- Short problem -
Write out the whole listing again, exactly as given.

- Dataset entries -
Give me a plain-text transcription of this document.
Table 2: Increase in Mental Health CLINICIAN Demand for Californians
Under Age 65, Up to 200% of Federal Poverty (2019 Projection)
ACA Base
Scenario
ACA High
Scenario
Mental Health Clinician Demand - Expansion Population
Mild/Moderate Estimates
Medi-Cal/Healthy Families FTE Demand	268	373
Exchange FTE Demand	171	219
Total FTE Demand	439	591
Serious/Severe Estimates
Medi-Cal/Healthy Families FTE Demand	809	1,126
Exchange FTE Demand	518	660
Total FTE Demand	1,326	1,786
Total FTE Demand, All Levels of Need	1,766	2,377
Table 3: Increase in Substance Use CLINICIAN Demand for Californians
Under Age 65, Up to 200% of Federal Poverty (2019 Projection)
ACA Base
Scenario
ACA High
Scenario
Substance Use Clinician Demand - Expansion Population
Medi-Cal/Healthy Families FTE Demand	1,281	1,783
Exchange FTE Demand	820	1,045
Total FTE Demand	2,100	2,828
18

- Solved exercise -
Give me a plain-text transcription of this document.
Table 2: Increase in Mental Health CLINICIAN Demand for Californians
Under Age 65, Up to 200% of Federal Poverty (2019 Projection)
ACA Base
Scenario
ACA High
Scenario
Mental Health Clinician Demand - Expansion Population
Mild/Moderate Estimates
Medi-Cal/Healthy Families FTE Demand	268	373
Exchange FTE Demand	171	219
Total FTE Demand	439	591
Serious/Severe Estimates
Medi-Cal/Healthy Families FTE Demand	809	1,126
Exchange FTE Demand	518	660
Total FTE Demand	1,326	1,786
Total FTE Demand, All Levels of Need	1,766	2,377
Table 3: Increase in Substance Use CLINICIAN Demand for Californians
Under Age 65, Up to 200% of Federal Poverty (2019 Projection)
ACA Base
Scenario
ACA High
Scenario
Substance Use Clinician Demand - Expansion Population
Medi-Cal/Healthy Families FTE Demand	1,281	1,783
Exchange FTE Demand	820	1,045
Total FTE Demand	2,100	2,828
18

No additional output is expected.